Render every row below as a Markdown table with two columns, No and Text: No holds the row's number and Text holds its line. Skip blank lines and omit the pictures.
********
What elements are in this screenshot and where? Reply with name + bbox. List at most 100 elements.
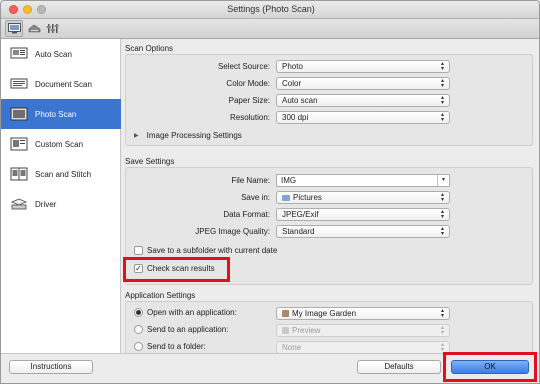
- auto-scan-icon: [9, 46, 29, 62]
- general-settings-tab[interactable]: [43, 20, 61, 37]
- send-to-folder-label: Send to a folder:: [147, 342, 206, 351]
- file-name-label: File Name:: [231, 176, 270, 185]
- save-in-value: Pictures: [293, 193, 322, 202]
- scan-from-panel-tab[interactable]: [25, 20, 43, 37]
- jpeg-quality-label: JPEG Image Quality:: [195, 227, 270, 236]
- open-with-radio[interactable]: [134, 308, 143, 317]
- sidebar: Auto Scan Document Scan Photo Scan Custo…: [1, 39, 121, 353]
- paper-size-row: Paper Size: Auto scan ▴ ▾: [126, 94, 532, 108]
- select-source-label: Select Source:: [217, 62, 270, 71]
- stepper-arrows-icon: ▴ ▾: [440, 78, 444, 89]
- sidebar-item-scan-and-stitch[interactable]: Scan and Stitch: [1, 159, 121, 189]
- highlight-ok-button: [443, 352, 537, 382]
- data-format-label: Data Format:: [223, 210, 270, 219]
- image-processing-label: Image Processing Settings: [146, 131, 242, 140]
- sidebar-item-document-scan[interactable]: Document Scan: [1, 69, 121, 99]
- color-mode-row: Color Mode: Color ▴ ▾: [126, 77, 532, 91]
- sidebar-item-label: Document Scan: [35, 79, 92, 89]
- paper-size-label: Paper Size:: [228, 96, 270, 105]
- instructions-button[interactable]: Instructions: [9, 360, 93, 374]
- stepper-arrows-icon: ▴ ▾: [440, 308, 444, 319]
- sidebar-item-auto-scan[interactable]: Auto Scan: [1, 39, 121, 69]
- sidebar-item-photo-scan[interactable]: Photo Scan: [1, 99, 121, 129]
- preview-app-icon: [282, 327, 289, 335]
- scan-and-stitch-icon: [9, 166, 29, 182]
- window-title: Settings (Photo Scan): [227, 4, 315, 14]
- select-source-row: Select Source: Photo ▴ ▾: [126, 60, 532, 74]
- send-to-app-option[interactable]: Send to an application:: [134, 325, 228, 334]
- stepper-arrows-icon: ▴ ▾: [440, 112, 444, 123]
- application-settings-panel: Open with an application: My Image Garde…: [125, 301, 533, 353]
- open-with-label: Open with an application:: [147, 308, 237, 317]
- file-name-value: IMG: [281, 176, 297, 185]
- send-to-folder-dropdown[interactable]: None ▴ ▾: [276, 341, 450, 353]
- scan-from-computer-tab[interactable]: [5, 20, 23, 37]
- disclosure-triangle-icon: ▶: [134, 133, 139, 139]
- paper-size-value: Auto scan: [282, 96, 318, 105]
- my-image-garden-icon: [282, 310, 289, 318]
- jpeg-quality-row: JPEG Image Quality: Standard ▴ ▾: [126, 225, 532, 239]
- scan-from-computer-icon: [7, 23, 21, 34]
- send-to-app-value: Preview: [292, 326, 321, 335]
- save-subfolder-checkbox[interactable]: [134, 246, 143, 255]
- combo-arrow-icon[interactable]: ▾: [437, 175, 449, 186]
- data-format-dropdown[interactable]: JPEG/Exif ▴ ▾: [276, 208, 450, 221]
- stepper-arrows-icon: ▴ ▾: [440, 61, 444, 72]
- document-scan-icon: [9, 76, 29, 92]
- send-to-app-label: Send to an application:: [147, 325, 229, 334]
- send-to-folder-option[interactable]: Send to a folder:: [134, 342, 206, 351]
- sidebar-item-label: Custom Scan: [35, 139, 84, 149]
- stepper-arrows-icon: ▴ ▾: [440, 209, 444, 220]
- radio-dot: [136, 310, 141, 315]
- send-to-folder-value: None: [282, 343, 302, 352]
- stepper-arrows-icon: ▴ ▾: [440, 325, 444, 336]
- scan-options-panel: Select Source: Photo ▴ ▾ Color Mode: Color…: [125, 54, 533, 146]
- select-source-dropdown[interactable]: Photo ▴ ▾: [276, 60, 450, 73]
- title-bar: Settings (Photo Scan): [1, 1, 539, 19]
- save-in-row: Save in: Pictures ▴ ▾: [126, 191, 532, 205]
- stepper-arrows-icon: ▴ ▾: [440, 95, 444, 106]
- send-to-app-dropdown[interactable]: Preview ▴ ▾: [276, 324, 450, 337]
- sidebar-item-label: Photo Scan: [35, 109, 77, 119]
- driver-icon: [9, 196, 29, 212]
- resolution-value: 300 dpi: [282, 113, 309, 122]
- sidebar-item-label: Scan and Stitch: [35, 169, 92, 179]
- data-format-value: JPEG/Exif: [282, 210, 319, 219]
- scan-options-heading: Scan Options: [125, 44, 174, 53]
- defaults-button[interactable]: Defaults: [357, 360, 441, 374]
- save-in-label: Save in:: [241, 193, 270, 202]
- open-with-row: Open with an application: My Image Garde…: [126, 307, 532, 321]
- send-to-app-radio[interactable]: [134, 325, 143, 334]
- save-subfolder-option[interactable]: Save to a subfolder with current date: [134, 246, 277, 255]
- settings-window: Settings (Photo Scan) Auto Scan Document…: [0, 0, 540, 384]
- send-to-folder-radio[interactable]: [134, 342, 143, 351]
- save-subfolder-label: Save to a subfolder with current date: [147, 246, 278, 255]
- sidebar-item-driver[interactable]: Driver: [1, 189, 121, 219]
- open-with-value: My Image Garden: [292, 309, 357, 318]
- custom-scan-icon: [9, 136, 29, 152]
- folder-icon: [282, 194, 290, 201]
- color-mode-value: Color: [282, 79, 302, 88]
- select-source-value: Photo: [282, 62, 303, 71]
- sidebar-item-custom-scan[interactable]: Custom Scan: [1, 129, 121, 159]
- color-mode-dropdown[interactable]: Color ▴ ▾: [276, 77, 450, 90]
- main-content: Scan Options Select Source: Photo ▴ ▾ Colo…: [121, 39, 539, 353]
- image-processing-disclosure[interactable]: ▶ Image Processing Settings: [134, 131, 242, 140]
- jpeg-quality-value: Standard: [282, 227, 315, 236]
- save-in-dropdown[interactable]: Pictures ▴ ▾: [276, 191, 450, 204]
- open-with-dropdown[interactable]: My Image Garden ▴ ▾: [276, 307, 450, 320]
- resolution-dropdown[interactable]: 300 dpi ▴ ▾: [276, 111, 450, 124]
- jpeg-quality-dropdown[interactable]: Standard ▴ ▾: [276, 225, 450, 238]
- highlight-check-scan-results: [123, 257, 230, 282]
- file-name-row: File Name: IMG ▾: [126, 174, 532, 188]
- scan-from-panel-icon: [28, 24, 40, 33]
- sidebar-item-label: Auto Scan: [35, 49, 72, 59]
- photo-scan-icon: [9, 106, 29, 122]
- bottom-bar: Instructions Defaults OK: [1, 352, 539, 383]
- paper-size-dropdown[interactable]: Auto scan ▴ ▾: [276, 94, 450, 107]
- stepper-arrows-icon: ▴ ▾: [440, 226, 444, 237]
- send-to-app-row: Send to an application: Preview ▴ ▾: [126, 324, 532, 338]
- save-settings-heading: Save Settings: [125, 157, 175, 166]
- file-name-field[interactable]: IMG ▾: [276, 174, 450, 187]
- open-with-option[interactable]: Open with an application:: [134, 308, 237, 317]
********
CORRECT RESULT -
| No | Text |
|---|---|
| 1 | What elements are in this screenshot and where? Reply with name + bbox. List at most 100 elements. |
| 2 | - auto-scan-icon: [9, 46, 29, 62] |
| 3 | - general-settings-tab[interactable]: [43, 20, 61, 37] |
| 4 | - send-to-folder-label: Send to a folder:: [147, 342, 206, 351] |
| 5 | - file-name-label: File Name:: [231, 176, 270, 185] |
| 6 | - save-in-value: Pictures: [293, 193, 322, 202] |
| 7 | - scan-from-panel-tab[interactable]: [25, 20, 43, 37] |
| 8 | - jpeg-quality-label: JPEG Image Quality:: [195, 227, 270, 236] |
| 9 | - open-with-radio[interactable]: [134, 308, 143, 317] |
| 10 | - sidebar: Auto Scan Document Scan Photo Scan Custo…: [1, 39, 121, 353] |
| 11 | - paper-size-row: Paper Size: Auto scan ▴ ▾: [126, 94, 532, 108] |
| 12 | - select-source-label: Select Source:: [217, 62, 270, 71] |
| 13 | - stepper-arrows-icon: ▴ ▾: [440, 78, 444, 89] |
| 14 | - sidebar-item-scan-and-stitch[interactable]: Scan and Stitch: [1, 159, 121, 189] |
| 15 | - highlight-ok-button: [443, 352, 537, 382] |
| 16 | - data-format-label: Data Format:: [223, 210, 270, 219] |
| 17 | - image-processing-label: Image Processing Settings: [146, 131, 242, 140] |
| 18 | - sidebar-item-document-scan[interactable]: Document Scan: [1, 69, 121, 99] |
| 19 | - color-mode-row: Color Mode: Color ▴ ▾: [126, 77, 532, 91] |
| 20 | - sidebar-item-label: Document Scan: [35, 79, 92, 89] |
| 21 | - paper-size-label: Paper Size:: [228, 96, 270, 105] |
| 22 | - instructions-button[interactable]: Instructions: [9, 360, 93, 374] |
| 23 | - stepper-arrows-icon: ▴ ▾: [440, 308, 444, 319] |
| 24 | - sidebar-item-auto-scan[interactable]: Auto Scan: [1, 39, 121, 69] |
| 25 | - sidebar-item-photo-scan[interactable]: Photo Scan: [1, 99, 121, 129] |
| 26 | - preview-app-icon: [282, 327, 289, 335] |
| 27 | - scan-and-stitch-icon: [9, 166, 29, 182] |
| 28 | - window-title: Settings (Photo Scan): [227, 4, 315, 14] |
| 29 | - select-source-row: Select Source: Photo ▴ ▾: [126, 60, 532, 74] |
| 30 | - send-to-app-option[interactable]: Send to an application:: [134, 325, 228, 334] |
| 31 | - stepper-arrows-icon: ▴ ▾: [440, 112, 444, 123] |
| 32 | - application-settings-panel: Open with an application: My Image Garde…: [125, 301, 533, 353] |
| 33 | - open-with-label: Open with an application:: [147, 308, 237, 317] |
| 34 | - file-name-value: IMG: [281, 176, 297, 185] |
| 35 | - send-to-folder-dropdown[interactable]: None ▴ ▾: [276, 341, 450, 353] |
| 36 | - scan-from-computer-tab[interactable]: [5, 20, 23, 37] |
| 37 | - disclosure-triangle-icon: ▶: [134, 133, 139, 139] |
| 38 | - paper-size-value: Auto scan: [282, 96, 318, 105] |
| 39 | - my-image-garden-icon: [282, 310, 289, 318] |
| 40 | - jpeg-quality-row: JPEG Image Quality: Standard ▴ ▾: [126, 225, 532, 239] |
| 41 | - scan-from-computer-icon: [7, 23, 21, 34] |
| 42 | - send-to-app-value: Preview: [292, 326, 321, 335] |
| 43 | - save-subfolder-checkbox[interactable]: [134, 246, 143, 255] |
| 44 | - combo-arrow-icon[interactable]: ▾: [437, 175, 449, 186] |
| 45 | - data-format-dropdown[interactable]: JPEG/Exif ▴ ▾: [276, 208, 450, 221] |
| 46 | - stepper-arrows-icon: ▴ ▾: [440, 61, 444, 72] |
| 47 | - document-scan-icon: [9, 76, 29, 92] |
| 48 | - send-to-app-label: Send to an application:: [147, 325, 229, 334] |
| 49 | - send-to-folder-option[interactable]: Send to a folder:: [134, 342, 206, 351] |
| 50 | - sidebar-item-label: Custom Scan: [35, 139, 84, 149] |
| 51 | - stepper-arrows-icon: ▴ ▾: [440, 209, 444, 220] |
| 52 | - radio-dot: [136, 310, 141, 315] |
| 53 | - send-to-folder-value: None: [282, 343, 302, 352] |
| 54 | - stepper-arrows-icon: ▴ ▾: [440, 325, 444, 336] |
| 55 | - scan-options-panel: Select Source: Photo ▴ ▾ Color Mode: Color…: [125, 54, 533, 146] |
| 56 | - select-source-dropdown[interactable]: Photo ▴ ▾: [276, 60, 450, 73] |
| 57 | - title-bar: Settings (Photo Scan): [1, 1, 539, 19] |
| 58 | - save-in-row: Save in: Pictures ▴ ▾: [126, 191, 532, 205] |
| 59 | - stepper-arrows-icon: ▴ ▾: [440, 95, 444, 106] |
| 60 | - send-to-app-dropdown[interactable]: Preview ▴ ▾: [276, 324, 450, 337] |
| 61 | - sidebar-item-label: Photo Scan: [35, 109, 77, 119] |
| 62 | - driver-icon: [9, 196, 29, 212] |
| 63 | - resolution-value: 300 dpi: [282, 113, 309, 122] |
| 64 | - sidebar-item-label: Scan and Stitch: [35, 169, 92, 179] |
| 65 | - data-format-value: JPEG/Exif: [282, 210, 319, 219] |
| 66 | - scan-options-heading: Scan Options: [125, 44, 174, 53] |
| 67 | - defaults-button[interactable]: Defaults: [357, 360, 441, 374] |
| 68 | - save-in-label: Save in:: [241, 193, 270, 202] |
| 69 | - open-with-row: Open with an application: My Image Garde…: [126, 307, 532, 321] |
| 70 | - send-to-app-radio[interactable]: [134, 325, 143, 334] |
| 71 | - save-subfolder-option[interactable]: Save to a subfolder with current date: [134, 246, 277, 255] |
| 72 | - settings-window: Settings (Photo Scan) Auto Scan Document…: [0, 0, 540, 384] |
| 73 | - send-to-folder-radio[interactable]: [134, 342, 143, 351] |
| 74 | - save-subfolder-label: Save to a subfolder with current date: [147, 246, 278, 255] |
| 75 | - sidebar-item-driver[interactable]: Driver: [1, 189, 121, 219] |
| 76 | - open-with-value: My Image Garden: [292, 309, 357, 318] |
| 77 | - custom-scan-icon: [9, 136, 29, 152] |
| 78 | - folder-icon: [282, 194, 290, 201] |
| 79 | - color-mode-value: Color: [282, 79, 302, 88] |
| 80 | - select-source-value: Photo: [282, 62, 303, 71] |
| 81 | - sidebar-item-custom-scan[interactable]: Custom Scan: [1, 129, 121, 159] |
| 82 | - color-mode-dropdown[interactable]: Color ▴ ▾: [276, 77, 450, 90] |
| 83 | - main-content: Scan Options Select Source: Photo ▴ ▾ Colo…: [121, 39, 539, 353] |
| 84 | - image-processing-disclosure[interactable]: ▶ Image Processing Settings: [134, 131, 242, 140] |
| 85 | - jpeg-quality-value: Standard: [282, 227, 315, 236] |
| 86 | - save-in-dropdown[interactable]: Pictures ▴ ▾: [276, 191, 450, 204] |
| 87 | - open-with-dropdown[interactable]: My Image Garden ▴ ▾: [276, 307, 450, 320] |
| 88 | - resolution-dropdown[interactable]: 300 dpi ▴ ▾: [276, 111, 450, 124] |
| 89 | - jpeg-quality-dropdown[interactable]: Standard ▴ ▾: [276, 225, 450, 238] |
| 90 | - highlight-check-scan-results: [123, 257, 230, 282] |
| 91 | - file-name-row: File Name: IMG ▾: [126, 174, 532, 188] |
| 92 | - scan-from-panel-icon: [28, 24, 40, 33] |
| 93 | - sidebar-item-label: Auto Scan: [35, 49, 72, 59] |
| 94 | - photo-scan-icon: [9, 106, 29, 122] |
| 95 | - bottom-bar: Instructions Defaults OK: [1, 352, 539, 383] |
| 96 | - paper-size-dropdown[interactable]: Auto scan ▴ ▾: [276, 94, 450, 107] |
| 97 | - stepper-arrows-icon: ▴ ▾: [440, 226, 444, 237] |
| 98 | - send-to-app-row: Send to an application: Preview ▴ ▾: [126, 324, 532, 338] |
| 99 | - save-settings-heading: Save Settings: [125, 157, 175, 166] |
| 100 | - file-name-field[interactable]: IMG ▾: [276, 174, 450, 187] |
| 101 | - open-with-option[interactable]: Open with an application:: [134, 308, 237, 317] |